Exercise ->
Restate the data below word for word. Skip any images it contains.

Listed entries ->
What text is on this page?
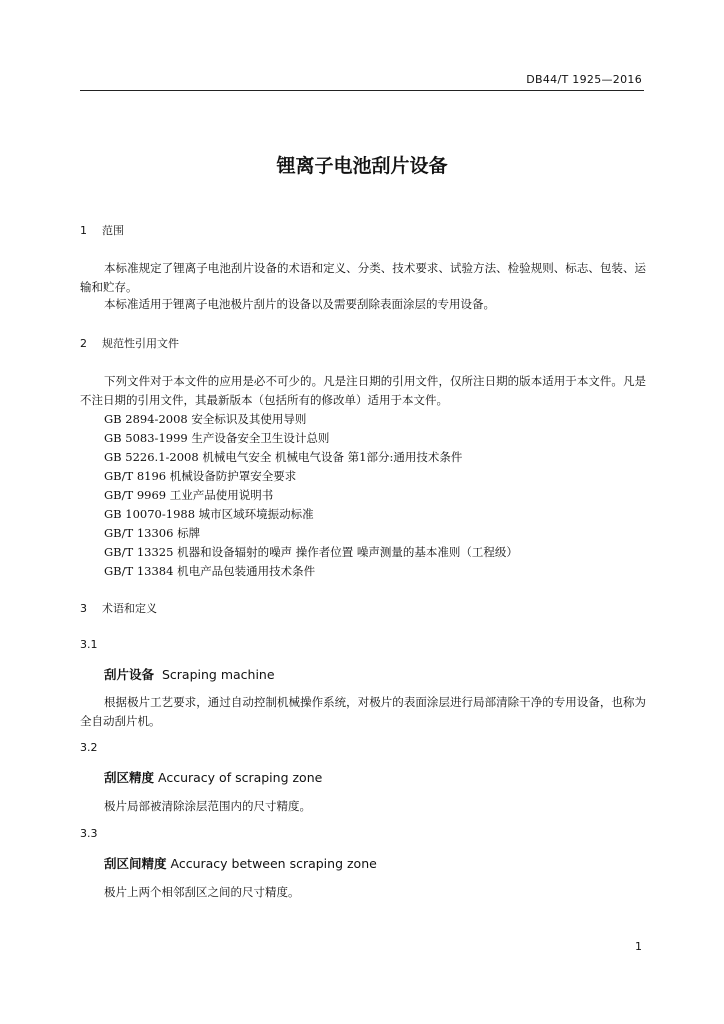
DB44/T 1925—2016
锂离子电池刮片设备
1 范围
本标准规定了锂离子电池刮片设备的术语和定义、分类、技术要求、试验方法、检验规则、标志、包装、运输和贮存。
本标准适用于锂离子电池极片刮片的设备以及需要刮除表面涂层的专用设备。
2 规范性引用文件
下列文件对于本文件的应用是必不可少的。凡是注日期的引用文件，仅所注日期的版本适用于本文件。凡是不注日期的引用文件，其最新版本（包括所有的修改单）适用于本文件。
GB 2894-2008 安全标识及其使用导则
GB 5083-1999 生产设备安全卫生设计总则
GB 5226.1-2008 机械电气安全 机械电气设备 第1部分:通用技术条件
GB/T 8196 机械设备防护罩安全要求
GB/T 9969 工业产品使用说明书
GB 10070-1988 城市区域环境振动标准
GB/T 13306 标牌
GB/T 13325 机器和设备辐射的噪声 操作者位置 噪声测量的基本准则（工程级）
GB/T 13384 机电产品包装通用技术条件
3 术语和定义
3.1
刮片设备 Scraping machine
根据极片工艺要求，通过自动控制机械操作系统，对极片的表面涂层进行局部清除干净的专用设备，也称为全自动刮片机。
3.2
刮区精度 Accuracy of scraping zone
极片局部被清除涂层范围内的尺寸精度。
3.3
刮区间精度 Accuracy between scraping zone
极片上两个相邻刮区之间的尺寸精度。
1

Response ->
What text is on this page?
DB44/T 1925—2016
锂离子电池刮片设备
1 范围
本标准规定了锂离子电池刮片设备的术语和定义、分类、技术要求、试验方法、检验规则、标志、包装、运输和贮存。
本标准适用于锂离子电池极片刮片的设备以及需要刮除表面涂层的专用设备。
2 规范性引用文件
下列文件对于本文件的应用是必不可少的。凡是注日期的引用文件，仅所注日期的版本适用于本文件。凡是不注日期的引用文件，其最新版本（包括所有的修改单）适用于本文件。
GB 2894-2008 安全标识及其使用导则
GB 5083-1999 生产设备安全卫生设计总则
GB 5226.1-2008 机械电气安全 机械电气设备 第1部分:通用技术条件
GB/T 8196 机械设备防护罩安全要求
GB/T 9969 工业产品使用说明书
GB 10070-1988 城市区域环境振动标准
GB/T 13306 标牌
GB/T 13325 机器和设备辐射的噪声 操作者位置 噪声测量的基本准则（工程级）
GB/T 13384 机电产品包装通用技术条件
3 术语和定义
3.1
刮片设备 Scraping machine
根据极片工艺要求，通过自动控制机械操作系统，对极片的表面涂层进行局部清除干净的专用设备，也称为全自动刮片机。
3.2
刮区精度 Accuracy of scraping zone
极片局部被清除涂层范围内的尺寸精度。
3.3
刮区间精度 Accuracy between scraping zone
极片上两个相邻刮区之间的尺寸精度。
1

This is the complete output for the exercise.